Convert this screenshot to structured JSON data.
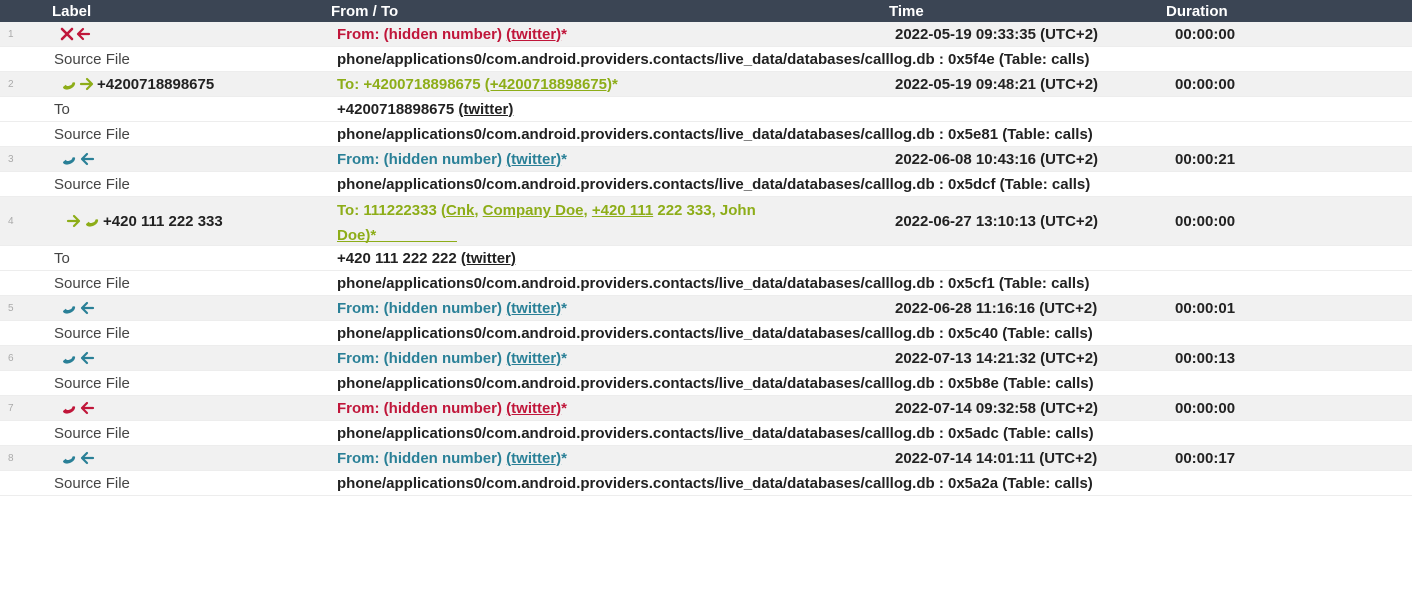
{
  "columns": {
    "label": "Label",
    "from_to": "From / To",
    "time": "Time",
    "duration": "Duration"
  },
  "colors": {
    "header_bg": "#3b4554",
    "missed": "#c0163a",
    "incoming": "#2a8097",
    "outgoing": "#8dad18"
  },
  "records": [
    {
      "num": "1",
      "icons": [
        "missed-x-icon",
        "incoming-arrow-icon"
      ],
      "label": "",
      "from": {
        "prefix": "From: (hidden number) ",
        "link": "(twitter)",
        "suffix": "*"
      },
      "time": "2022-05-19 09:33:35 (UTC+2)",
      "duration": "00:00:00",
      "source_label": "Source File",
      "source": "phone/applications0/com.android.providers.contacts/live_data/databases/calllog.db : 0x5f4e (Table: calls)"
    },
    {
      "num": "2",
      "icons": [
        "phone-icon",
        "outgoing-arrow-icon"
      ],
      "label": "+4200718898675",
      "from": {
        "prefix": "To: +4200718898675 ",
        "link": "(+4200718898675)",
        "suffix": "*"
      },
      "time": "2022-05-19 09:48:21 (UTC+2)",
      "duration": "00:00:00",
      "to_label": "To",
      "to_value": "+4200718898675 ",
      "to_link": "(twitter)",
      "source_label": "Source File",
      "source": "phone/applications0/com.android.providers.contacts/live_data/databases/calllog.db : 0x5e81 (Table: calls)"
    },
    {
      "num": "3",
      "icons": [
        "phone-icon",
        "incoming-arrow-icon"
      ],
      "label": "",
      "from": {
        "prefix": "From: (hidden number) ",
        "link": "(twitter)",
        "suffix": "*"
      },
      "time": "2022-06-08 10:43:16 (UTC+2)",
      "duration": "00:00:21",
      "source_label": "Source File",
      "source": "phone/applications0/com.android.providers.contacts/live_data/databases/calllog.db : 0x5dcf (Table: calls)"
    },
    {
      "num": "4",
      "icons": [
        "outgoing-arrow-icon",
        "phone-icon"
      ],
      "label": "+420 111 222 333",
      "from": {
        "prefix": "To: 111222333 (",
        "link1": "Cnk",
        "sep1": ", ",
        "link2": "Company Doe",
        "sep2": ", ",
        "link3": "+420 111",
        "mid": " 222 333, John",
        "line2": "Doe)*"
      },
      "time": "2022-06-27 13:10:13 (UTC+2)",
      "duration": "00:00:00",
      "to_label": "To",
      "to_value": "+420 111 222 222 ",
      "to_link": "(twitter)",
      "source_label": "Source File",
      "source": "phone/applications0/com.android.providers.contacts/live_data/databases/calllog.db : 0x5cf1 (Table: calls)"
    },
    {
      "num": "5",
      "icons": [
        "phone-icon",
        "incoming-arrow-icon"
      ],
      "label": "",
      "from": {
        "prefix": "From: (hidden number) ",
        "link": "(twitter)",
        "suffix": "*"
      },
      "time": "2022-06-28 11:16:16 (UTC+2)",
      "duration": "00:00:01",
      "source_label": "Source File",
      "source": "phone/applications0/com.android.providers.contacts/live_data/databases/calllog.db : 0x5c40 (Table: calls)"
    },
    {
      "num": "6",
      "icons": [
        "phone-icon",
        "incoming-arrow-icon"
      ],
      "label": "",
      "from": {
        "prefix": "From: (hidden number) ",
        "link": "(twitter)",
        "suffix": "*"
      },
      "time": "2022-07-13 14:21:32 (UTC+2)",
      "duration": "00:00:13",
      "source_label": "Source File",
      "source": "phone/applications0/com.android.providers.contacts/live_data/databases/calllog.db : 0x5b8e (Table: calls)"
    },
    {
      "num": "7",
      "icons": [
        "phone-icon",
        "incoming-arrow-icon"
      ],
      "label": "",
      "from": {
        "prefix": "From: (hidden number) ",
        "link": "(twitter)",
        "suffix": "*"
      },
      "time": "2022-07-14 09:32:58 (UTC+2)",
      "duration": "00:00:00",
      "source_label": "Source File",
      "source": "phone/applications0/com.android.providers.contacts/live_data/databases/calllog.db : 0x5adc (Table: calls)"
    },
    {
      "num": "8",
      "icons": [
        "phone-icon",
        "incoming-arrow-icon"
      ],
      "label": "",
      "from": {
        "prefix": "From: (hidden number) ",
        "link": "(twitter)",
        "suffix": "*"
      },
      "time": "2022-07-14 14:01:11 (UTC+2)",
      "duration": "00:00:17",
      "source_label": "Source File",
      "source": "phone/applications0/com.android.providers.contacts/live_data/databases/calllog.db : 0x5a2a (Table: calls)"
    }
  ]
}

--

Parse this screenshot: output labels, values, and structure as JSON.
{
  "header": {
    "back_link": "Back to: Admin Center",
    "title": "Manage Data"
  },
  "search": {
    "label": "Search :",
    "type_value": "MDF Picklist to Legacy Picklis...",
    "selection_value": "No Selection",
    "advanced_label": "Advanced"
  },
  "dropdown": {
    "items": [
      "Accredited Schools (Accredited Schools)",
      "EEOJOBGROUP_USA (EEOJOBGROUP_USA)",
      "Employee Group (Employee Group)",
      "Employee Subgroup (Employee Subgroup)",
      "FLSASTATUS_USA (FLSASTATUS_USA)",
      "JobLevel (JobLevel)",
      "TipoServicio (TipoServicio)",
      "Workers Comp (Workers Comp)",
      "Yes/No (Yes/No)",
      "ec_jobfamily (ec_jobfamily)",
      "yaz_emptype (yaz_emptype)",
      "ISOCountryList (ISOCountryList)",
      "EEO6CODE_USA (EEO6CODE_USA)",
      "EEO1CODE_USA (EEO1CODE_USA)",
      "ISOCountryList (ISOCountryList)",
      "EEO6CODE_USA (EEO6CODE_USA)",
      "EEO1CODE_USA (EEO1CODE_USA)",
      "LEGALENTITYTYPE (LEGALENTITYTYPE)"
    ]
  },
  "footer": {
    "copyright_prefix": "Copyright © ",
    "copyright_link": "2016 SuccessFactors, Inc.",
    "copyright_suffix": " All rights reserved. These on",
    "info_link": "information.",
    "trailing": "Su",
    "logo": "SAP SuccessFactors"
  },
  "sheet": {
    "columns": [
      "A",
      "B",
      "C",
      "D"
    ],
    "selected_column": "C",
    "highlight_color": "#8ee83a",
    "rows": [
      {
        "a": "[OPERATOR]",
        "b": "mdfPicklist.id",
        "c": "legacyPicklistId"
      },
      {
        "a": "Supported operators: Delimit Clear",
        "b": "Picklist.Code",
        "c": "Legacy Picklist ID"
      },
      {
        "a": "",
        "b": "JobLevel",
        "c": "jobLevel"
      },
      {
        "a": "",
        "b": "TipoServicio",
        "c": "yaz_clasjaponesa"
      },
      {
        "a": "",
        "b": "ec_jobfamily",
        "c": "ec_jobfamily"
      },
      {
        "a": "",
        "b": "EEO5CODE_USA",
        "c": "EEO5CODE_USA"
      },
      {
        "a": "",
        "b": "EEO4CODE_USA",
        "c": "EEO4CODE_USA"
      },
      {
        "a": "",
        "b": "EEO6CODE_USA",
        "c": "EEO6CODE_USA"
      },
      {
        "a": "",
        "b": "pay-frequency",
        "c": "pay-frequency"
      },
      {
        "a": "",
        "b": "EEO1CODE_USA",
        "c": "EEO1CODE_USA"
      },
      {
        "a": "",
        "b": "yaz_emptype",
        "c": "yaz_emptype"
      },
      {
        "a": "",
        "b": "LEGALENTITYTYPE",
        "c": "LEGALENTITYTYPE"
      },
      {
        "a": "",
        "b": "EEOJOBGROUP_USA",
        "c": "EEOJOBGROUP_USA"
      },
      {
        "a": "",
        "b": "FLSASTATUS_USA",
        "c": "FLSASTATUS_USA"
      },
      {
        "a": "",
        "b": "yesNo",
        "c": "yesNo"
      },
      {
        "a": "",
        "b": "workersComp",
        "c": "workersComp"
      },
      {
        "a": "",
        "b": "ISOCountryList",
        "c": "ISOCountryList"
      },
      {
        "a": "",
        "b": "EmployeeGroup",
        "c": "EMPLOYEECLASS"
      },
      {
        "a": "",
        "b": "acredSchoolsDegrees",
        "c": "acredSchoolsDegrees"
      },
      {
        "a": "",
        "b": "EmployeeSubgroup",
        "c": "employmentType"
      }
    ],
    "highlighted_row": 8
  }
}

---

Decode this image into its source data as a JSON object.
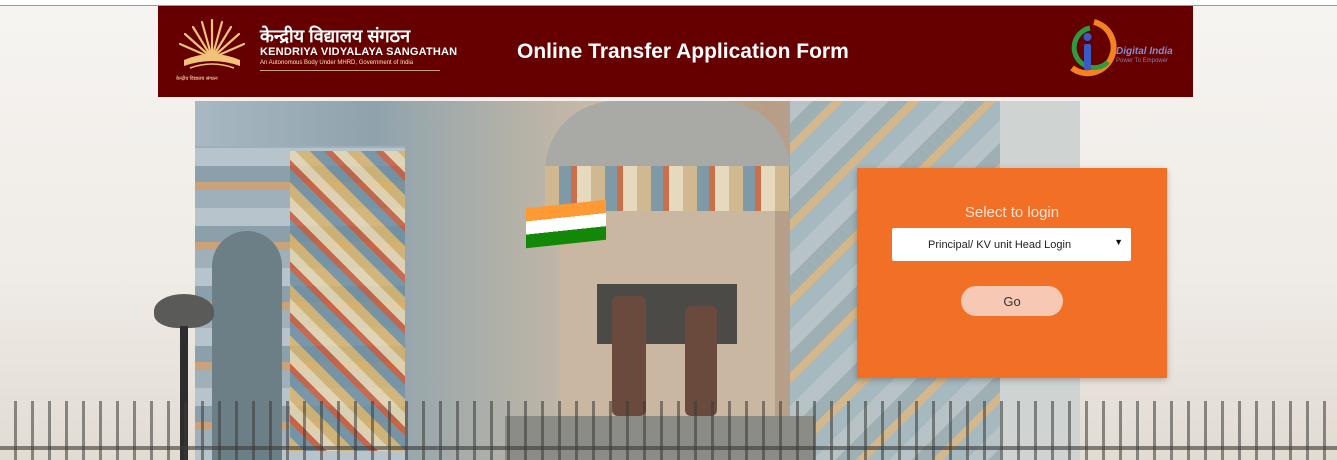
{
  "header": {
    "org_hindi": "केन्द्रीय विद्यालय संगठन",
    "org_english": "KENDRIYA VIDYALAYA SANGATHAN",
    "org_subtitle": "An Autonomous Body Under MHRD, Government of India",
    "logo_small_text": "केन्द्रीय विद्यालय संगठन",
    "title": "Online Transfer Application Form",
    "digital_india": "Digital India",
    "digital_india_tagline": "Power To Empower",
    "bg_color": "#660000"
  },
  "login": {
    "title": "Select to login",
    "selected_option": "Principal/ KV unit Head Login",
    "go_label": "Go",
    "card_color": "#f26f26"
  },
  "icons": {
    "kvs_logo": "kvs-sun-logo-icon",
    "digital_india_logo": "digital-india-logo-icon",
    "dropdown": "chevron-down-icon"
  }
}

WHAT THE TASK ASKS: Go over the entries above and say how many lines hold the string "contacts", with no other text.

THE RESPONSE: 8